Stored data entries:

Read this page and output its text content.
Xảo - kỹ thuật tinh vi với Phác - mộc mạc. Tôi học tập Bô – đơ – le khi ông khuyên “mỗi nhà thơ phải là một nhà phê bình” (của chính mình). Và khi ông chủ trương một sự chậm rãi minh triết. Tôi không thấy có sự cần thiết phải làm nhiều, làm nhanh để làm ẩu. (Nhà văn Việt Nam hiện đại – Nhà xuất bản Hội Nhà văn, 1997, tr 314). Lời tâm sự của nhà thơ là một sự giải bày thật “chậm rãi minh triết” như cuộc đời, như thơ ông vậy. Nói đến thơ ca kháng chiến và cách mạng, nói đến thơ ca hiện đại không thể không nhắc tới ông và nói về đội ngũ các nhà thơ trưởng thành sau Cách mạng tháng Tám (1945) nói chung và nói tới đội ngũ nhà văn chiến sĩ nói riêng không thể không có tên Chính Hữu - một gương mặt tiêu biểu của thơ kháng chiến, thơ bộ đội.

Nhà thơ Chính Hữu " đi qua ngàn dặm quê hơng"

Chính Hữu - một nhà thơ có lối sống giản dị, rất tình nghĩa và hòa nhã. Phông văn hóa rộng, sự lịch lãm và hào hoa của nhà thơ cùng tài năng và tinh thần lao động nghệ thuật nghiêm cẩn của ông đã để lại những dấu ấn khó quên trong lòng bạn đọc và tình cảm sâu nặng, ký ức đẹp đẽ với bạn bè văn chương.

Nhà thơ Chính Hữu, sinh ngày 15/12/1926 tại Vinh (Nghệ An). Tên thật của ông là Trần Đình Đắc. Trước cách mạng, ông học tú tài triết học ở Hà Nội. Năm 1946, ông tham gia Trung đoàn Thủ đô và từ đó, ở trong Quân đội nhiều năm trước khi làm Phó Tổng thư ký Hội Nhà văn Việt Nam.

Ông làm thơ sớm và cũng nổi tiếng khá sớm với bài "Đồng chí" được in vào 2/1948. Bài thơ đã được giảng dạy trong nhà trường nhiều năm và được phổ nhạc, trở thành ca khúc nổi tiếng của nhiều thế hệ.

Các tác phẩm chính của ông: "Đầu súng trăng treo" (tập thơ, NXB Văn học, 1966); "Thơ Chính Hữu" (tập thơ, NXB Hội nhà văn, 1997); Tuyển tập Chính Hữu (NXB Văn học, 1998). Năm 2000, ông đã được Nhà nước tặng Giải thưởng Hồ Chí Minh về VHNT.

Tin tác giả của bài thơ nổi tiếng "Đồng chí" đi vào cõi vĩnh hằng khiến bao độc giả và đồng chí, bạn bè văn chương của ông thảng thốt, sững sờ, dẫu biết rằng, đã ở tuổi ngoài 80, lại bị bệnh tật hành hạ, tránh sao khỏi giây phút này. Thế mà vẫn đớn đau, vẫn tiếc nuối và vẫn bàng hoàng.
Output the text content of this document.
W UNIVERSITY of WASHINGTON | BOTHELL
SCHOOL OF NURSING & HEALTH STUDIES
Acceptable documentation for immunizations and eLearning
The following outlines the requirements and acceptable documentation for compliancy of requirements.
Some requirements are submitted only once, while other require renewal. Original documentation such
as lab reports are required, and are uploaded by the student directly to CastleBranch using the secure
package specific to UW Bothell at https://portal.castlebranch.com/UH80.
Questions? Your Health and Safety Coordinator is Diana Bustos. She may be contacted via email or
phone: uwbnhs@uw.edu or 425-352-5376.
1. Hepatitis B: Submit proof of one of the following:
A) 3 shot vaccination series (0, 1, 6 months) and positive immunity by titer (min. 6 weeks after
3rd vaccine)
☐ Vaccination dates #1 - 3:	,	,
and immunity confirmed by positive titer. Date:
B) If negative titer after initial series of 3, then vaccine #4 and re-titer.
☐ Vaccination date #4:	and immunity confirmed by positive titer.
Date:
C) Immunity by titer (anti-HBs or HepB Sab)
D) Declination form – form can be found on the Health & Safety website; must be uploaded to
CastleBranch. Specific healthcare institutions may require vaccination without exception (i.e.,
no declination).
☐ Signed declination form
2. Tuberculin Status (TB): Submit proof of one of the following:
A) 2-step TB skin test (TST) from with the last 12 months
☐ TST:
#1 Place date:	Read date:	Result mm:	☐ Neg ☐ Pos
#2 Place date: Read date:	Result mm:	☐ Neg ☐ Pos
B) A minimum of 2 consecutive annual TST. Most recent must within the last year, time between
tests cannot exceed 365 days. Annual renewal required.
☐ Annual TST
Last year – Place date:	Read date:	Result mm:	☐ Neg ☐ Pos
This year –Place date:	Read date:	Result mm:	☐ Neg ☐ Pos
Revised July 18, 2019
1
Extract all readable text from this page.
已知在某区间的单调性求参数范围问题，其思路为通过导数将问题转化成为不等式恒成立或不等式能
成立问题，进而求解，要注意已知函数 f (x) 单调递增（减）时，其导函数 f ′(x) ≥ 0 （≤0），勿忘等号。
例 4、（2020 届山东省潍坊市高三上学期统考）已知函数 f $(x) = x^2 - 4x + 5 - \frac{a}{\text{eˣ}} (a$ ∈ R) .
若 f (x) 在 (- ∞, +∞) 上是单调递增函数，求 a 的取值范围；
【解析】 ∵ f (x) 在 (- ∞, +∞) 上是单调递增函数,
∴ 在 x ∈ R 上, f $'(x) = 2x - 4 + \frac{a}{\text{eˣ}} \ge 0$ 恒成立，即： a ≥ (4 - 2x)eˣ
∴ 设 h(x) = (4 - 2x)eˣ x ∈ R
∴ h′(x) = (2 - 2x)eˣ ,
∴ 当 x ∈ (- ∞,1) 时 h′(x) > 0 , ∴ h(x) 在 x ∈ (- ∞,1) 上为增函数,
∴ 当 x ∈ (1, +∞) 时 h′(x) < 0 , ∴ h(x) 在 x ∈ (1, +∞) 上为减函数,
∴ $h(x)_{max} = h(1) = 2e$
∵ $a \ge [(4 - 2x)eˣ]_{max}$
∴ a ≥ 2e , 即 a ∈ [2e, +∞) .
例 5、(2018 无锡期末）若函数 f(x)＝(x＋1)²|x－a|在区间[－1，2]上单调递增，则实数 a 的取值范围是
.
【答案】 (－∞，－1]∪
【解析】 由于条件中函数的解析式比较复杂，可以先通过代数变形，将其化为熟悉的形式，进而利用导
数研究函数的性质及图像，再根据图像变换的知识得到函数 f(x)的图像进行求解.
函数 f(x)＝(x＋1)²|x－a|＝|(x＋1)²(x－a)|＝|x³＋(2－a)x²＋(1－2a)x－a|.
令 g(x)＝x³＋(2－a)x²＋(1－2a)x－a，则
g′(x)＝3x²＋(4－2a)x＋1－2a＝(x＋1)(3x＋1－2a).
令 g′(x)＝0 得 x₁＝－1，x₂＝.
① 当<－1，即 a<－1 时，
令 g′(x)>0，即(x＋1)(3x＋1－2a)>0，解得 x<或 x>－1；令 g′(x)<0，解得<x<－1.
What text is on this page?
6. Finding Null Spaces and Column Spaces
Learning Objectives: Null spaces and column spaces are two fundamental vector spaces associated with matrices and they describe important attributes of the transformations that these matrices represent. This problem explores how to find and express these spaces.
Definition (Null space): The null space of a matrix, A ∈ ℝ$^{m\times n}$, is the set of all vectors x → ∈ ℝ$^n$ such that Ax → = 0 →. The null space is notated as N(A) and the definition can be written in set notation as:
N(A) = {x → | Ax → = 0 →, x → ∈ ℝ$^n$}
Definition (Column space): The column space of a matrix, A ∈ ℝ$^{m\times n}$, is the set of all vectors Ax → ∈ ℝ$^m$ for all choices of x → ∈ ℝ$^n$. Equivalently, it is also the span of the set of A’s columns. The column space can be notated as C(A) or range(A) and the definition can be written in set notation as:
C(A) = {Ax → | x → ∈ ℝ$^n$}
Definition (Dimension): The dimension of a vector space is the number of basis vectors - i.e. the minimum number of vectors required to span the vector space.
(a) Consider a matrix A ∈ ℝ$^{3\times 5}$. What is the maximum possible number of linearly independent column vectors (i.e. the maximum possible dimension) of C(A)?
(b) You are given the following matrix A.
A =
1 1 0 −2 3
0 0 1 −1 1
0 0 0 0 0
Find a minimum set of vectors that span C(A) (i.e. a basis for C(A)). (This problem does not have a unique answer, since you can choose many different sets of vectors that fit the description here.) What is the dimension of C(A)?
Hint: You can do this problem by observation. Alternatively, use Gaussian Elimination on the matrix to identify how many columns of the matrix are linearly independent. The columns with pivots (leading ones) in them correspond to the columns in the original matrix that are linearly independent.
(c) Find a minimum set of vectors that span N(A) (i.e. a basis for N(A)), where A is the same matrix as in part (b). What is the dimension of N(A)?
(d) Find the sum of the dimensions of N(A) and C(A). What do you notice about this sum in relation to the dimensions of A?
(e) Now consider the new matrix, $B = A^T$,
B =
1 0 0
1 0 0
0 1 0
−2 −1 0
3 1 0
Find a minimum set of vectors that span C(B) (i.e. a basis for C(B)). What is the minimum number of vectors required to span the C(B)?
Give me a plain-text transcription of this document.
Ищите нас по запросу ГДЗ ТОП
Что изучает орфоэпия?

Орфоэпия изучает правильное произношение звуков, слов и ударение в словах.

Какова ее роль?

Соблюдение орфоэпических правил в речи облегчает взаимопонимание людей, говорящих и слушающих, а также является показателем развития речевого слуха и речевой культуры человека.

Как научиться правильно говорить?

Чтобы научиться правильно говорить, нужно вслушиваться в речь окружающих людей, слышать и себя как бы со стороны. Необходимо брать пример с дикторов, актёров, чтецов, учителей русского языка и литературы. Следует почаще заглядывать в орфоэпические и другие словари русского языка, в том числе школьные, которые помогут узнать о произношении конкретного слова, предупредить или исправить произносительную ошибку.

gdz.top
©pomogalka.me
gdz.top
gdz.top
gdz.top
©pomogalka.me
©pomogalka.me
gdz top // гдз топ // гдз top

*GIVEN REQUEST*: Read the lines above. Gather those in which the string "chương" is found.

*ANSWER TO THE PROBLEM*:
Chính Hữu - một nhà thơ có lối sống giản dị, rất tình nghĩa và hòa nhã. Phông văn hóa rộng, sự lịch lãm và hào hoa của nhà thơ cùng tài năng và tinh thần lao động nghệ thuật nghiêm cẩn của ông đã để lại những dấu ấn khó quên trong lòng bạn đọc và tình cảm sâu nặng, ký ức đẹp đẽ với bạn bè văn chương.
Tin tác giả của bài thơ nổi tiếng "Đồng chí" đi vào cõi vĩnh hằng khiến bao độc giả và đồng chí, bạn bè văn chương của ông thảng thốt, sững sờ, dẫu biết rằng, đã ở tuổi ngoài 80, lại bị bệnh tật hành hạ, tránh sao khỏi giây phút này. Thế mà vẫn đớn đau, vẫn tiếc nuối và vẫn bàng hoàng.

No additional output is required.